Start of Entries supplied

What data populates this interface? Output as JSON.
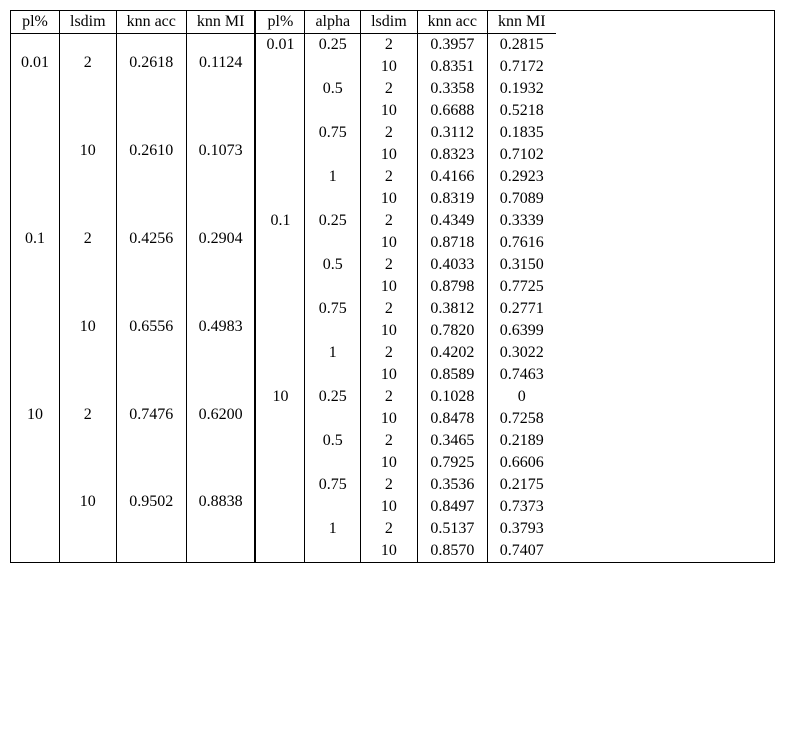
{
  "chart_data": {
    "type": "table",
    "title": "",
    "left_table": {
      "headers": [
        "pl%",
        "lsdim",
        "knn acc",
        "knn MI"
      ],
      "rows": [
        {
          "pl": "0.01",
          "lsdim": "2",
          "acc": "0.2618",
          "mi": "0.1124",
          "bold": true
        },
        {
          "pl": "",
          "lsdim": "",
          "acc": "",
          "mi": ""
        },
        {
          "pl": "",
          "lsdim": "",
          "acc": "",
          "mi": ""
        },
        {
          "pl": "",
          "lsdim": "",
          "acc": "",
          "mi": ""
        },
        {
          "pl": "",
          "lsdim": "10",
          "acc": "0.2610",
          "mi": "0.1073"
        },
        {
          "pl": "",
          "lsdim": "",
          "acc": "",
          "mi": ""
        },
        {
          "pl": "",
          "lsdim": "",
          "acc": "",
          "mi": ""
        },
        {
          "pl": "",
          "lsdim": "",
          "acc": "",
          "mi": ""
        },
        {
          "pl": "0.1",
          "lsdim": "2",
          "acc": "0.4256",
          "mi": "0.2904"
        },
        {
          "pl": "",
          "lsdim": "",
          "acc": "",
          "mi": ""
        },
        {
          "pl": "",
          "lsdim": "",
          "acc": "",
          "mi": ""
        },
        {
          "pl": "",
          "lsdim": "",
          "acc": "",
          "mi": ""
        },
        {
          "pl": "",
          "lsdim": "10",
          "acc": "0.6556",
          "mi": "0.4983",
          "bold": true
        },
        {
          "pl": "",
          "lsdim": "",
          "acc": "",
          "mi": ""
        },
        {
          "pl": "",
          "lsdim": "",
          "acc": "",
          "mi": ""
        },
        {
          "pl": "",
          "lsdim": "",
          "acc": "",
          "mi": ""
        },
        {
          "pl": "10",
          "lsdim": "2",
          "acc": "0.7476",
          "mi": "0.6200"
        },
        {
          "pl": "",
          "lsdim": "",
          "acc": "",
          "mi": ""
        },
        {
          "pl": "",
          "lsdim": "",
          "acc": "",
          "mi": ""
        },
        {
          "pl": "",
          "lsdim": "",
          "acc": "",
          "mi": ""
        },
        {
          "pl": "",
          "lsdim": "10",
          "acc": "0.9502",
          "mi": "0.8838",
          "bold": true
        },
        {
          "pl": "",
          "lsdim": "",
          "acc": "",
          "mi": ""
        },
        {
          "pl": "",
          "lsdim": "",
          "acc": "",
          "mi": ""
        },
        {
          "pl": "",
          "lsdim": "",
          "acc": "",
          "mi": ""
        }
      ]
    },
    "right_table": {
      "headers": [
        "pl%",
        "alpha",
        "lsdim",
        "knn acc",
        "knn MI"
      ],
      "rows": [
        {
          "pl": "0.01",
          "alpha": "0.25",
          "lsdim": "2",
          "acc": "0.3957",
          "mi": "0.2815"
        },
        {
          "pl": "",
          "alpha": "",
          "lsdim": "10",
          "acc": "0.8351",
          "mi": "0.7172",
          "bold": true
        },
        {
          "pl": "",
          "alpha": "0.5",
          "lsdim": "2",
          "acc": "0.3358",
          "mi": "0.1932"
        },
        {
          "pl": "",
          "alpha": "",
          "lsdim": "10",
          "acc": "0.6688",
          "mi": "0.5218"
        },
        {
          "pl": "",
          "alpha": "0.75",
          "lsdim": "2",
          "acc": "0.3112",
          "mi": "0.1835"
        },
        {
          "pl": "",
          "alpha": "",
          "lsdim": "10",
          "acc": "0.8323",
          "mi": "0.7102"
        },
        {
          "pl": "",
          "alpha": "1",
          "lsdim": "2",
          "acc": "0.4166",
          "mi": "0.2923"
        },
        {
          "pl": "",
          "alpha": "",
          "lsdim": "10",
          "acc": "0.8319",
          "mi": "0.7089"
        },
        {
          "pl": "0.1",
          "alpha": "0.25",
          "lsdim": "2",
          "acc": "0.4349",
          "mi": "0.3339"
        },
        {
          "pl": "",
          "alpha": "",
          "lsdim": "10",
          "acc": "0.8718",
          "mi": "0.7616"
        },
        {
          "pl": "",
          "alpha": "0.5",
          "lsdim": "2",
          "acc": "0.4033",
          "mi": "0.3150"
        },
        {
          "pl": "",
          "alpha": "",
          "lsdim": "10",
          "acc": "0.8798",
          "mi": "0.7725",
          "bold": true
        },
        {
          "pl": "",
          "alpha": "0.75",
          "lsdim": "2",
          "acc": "0.3812",
          "mi": "0.2771"
        },
        {
          "pl": "",
          "alpha": "",
          "lsdim": "10",
          "acc": "0.7820",
          "mi": "0.6399"
        },
        {
          "pl": "",
          "alpha": "1",
          "lsdim": "2",
          "acc": "0.4202",
          "mi": "0.3022"
        },
        {
          "pl": "",
          "alpha": "",
          "lsdim": "10",
          "acc": "0.8589",
          "mi": "0.7463"
        },
        {
          "pl": "10",
          "alpha": "0.25",
          "lsdim": "2",
          "acc": "0.1028",
          "mi": "0"
        },
        {
          "pl": "",
          "alpha": "",
          "lsdim": "10",
          "acc": "0.8478",
          "mi": "0.7258"
        },
        {
          "pl": "",
          "alpha": "0.5",
          "lsdim": "2",
          "acc": "0.3465",
          "mi": "0.2189"
        },
        {
          "pl": "",
          "alpha": "",
          "lsdim": "10",
          "acc": "0.7925",
          "mi": "0.6606"
        },
        {
          "pl": "",
          "alpha": "0.75",
          "lsdim": "2",
          "acc": "0.3536",
          "mi": "0.2175"
        },
        {
          "pl": "",
          "alpha": "",
          "lsdim": "10",
          "acc": "0.8497",
          "mi": "0.7373"
        },
        {
          "pl": "",
          "alpha": "1",
          "lsdim": "2",
          "acc": "0.5137",
          "mi": "0.3793"
        },
        {
          "pl": "",
          "alpha": "",
          "lsdim": "10",
          "acc": "0.8570",
          "mi": "0.7407",
          "bold": true
        }
      ]
    }
  }
}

End of Entries supplied

Short task:
Leave out every picture and copy the rest of the records exactly.

Final result:
What data populates this interface? Output as JSON.
{
  "chart_data": {
    "type": "table",
    "title": "",
    "left_table": {
      "headers": [
        "pl%",
        "lsdim",
        "knn acc",
        "knn MI"
      ],
      "rows": [
        {
          "pl": "0.01",
          "lsdim": "2",
          "acc": "0.2618",
          "mi": "0.1124",
          "bold": true
        },
        {
          "pl": "",
          "lsdim": "",
          "acc": "",
          "mi": ""
        },
        {
          "pl": "",
          "lsdim": "",
          "acc": "",
          "mi": ""
        },
        {
          "pl": "",
          "lsdim": "",
          "acc": "",
          "mi": ""
        },
        {
          "pl": "",
          "lsdim": "10",
          "acc": "0.2610",
          "mi": "0.1073"
        },
        {
          "pl": "",
          "lsdim": "",
          "acc": "",
          "mi": ""
        },
        {
          "pl": "",
          "lsdim": "",
          "acc": "",
          "mi": ""
        },
        {
          "pl": "",
          "lsdim": "",
          "acc": "",
          "mi": ""
        },
        {
          "pl": "0.1",
          "lsdim": "2",
          "acc": "0.4256",
          "mi": "0.2904"
        },
        {
          "pl": "",
          "lsdim": "",
          "acc": "",
          "mi": ""
        },
        {
          "pl": "",
          "lsdim": "",
          "acc": "",
          "mi": ""
        },
        {
          "pl": "",
          "lsdim": "",
          "acc": "",
          "mi": ""
        },
        {
          "pl": "",
          "lsdim": "10",
          "acc": "0.6556",
          "mi": "0.4983",
          "bold": true
        },
        {
          "pl": "",
          "lsdim": "",
          "acc": "",
          "mi": ""
        },
        {
          "pl": "",
          "lsdim": "",
          "acc": "",
          "mi": ""
        },
        {
          "pl": "",
          "lsdim": "",
          "acc": "",
          "mi": ""
        },
        {
          "pl": "10",
          "lsdim": "2",
          "acc": "0.7476",
          "mi": "0.6200"
        },
        {
          "pl": "",
          "lsdim": "",
          "acc": "",
          "mi": ""
        },
        {
          "pl": "",
          "lsdim": "",
          "acc": "",
          "mi": ""
        },
        {
          "pl": "",
          "lsdim": "",
          "acc": "",
          "mi": ""
        },
        {
          "pl": "",
          "lsdim": "10",
          "acc": "0.9502",
          "mi": "0.8838",
          "bold": true
        },
        {
          "pl": "",
          "lsdim": "",
          "acc": "",
          "mi": ""
        },
        {
          "pl": "",
          "lsdim": "",
          "acc": "",
          "mi": ""
        },
        {
          "pl": "",
          "lsdim": "",
          "acc": "",
          "mi": ""
        }
      ]
    },
    "right_table": {
      "headers": [
        "pl%",
        "alpha",
        "lsdim",
        "knn acc",
        "knn MI"
      ],
      "rows": [
        {
          "pl": "0.01",
          "alpha": "0.25",
          "lsdim": "2",
          "acc": "0.3957",
          "mi": "0.2815"
        },
        {
          "pl": "",
          "alpha": "",
          "lsdim": "10",
          "acc": "0.8351",
          "mi": "0.7172",
          "bold": true
        },
        {
          "pl": "",
          "alpha": "0.5",
          "lsdim": "2",
          "acc": "0.3358",
          "mi": "0.1932"
        },
        {
          "pl": "",
          "alpha": "",
          "lsdim": "10",
          "acc": "0.6688",
          "mi": "0.5218"
        },
        {
          "pl": "",
          "alpha": "0.75",
          "lsdim": "2",
          "acc": "0.3112",
          "mi": "0.1835"
        },
        {
          "pl": "",
          "alpha": "",
          "lsdim": "10",
          "acc": "0.8323",
          "mi": "0.7102"
        },
        {
          "pl": "",
          "alpha": "1",
          "lsdim": "2",
          "acc": "0.4166",
          "mi": "0.2923"
        },
        {
          "pl": "",
          "alpha": "",
          "lsdim": "10",
          "acc": "0.8319",
          "mi": "0.7089"
        },
        {
          "pl": "0.1",
          "alpha": "0.25",
          "lsdim": "2",
          "acc": "0.4349",
          "mi": "0.3339"
        },
        {
          "pl": "",
          "alpha": "",
          "lsdim": "10",
          "acc": "0.8718",
          "mi": "0.7616"
        },
        {
          "pl": "",
          "alpha": "0.5",
          "lsdim": "2",
          "acc": "0.4033",
          "mi": "0.3150"
        },
        {
          "pl": "",
          "alpha": "",
          "lsdim": "10",
          "acc": "0.8798",
          "mi": "0.7725",
          "bold": true
        },
        {
          "pl": "",
          "alpha": "0.75",
          "lsdim": "2",
          "acc": "0.3812",
          "mi": "0.2771"
        },
        {
          "pl": "",
          "alpha": "",
          "lsdim": "10",
          "acc": "0.7820",
          "mi": "0.6399"
        },
        {
          "pl": "",
          "alpha": "1",
          "lsdim": "2",
          "acc": "0.4202",
          "mi": "0.3022"
        },
        {
          "pl": "",
          "alpha": "",
          "lsdim": "10",
          "acc": "0.8589",
          "mi": "0.7463"
        },
        {
          "pl": "10",
          "alpha": "0.25",
          "lsdim": "2",
          "acc": "0.1028",
          "mi": "0"
        },
        {
          "pl": "",
          "alpha": "",
          "lsdim": "10",
          "acc": "0.8478",
          "mi": "0.7258"
        },
        {
          "pl": "",
          "alpha": "0.5",
          "lsdim": "2",
          "acc": "0.3465",
          "mi": "0.2189"
        },
        {
          "pl": "",
          "alpha": "",
          "lsdim": "10",
          "acc": "0.7925",
          "mi": "0.6606"
        },
        {
          "pl": "",
          "alpha": "0.75",
          "lsdim": "2",
          "acc": "0.3536",
          "mi": "0.2175"
        },
        {
          "pl": "",
          "alpha": "",
          "lsdim": "10",
          "acc": "0.8497",
          "mi": "0.7373"
        },
        {
          "pl": "",
          "alpha": "1",
          "lsdim": "2",
          "acc": "0.5137",
          "mi": "0.3793"
        },
        {
          "pl": "",
          "alpha": "",
          "lsdim": "10",
          "acc": "0.8570",
          "mi": "0.7407",
          "bold": true
        }
      ]
    }
  }
}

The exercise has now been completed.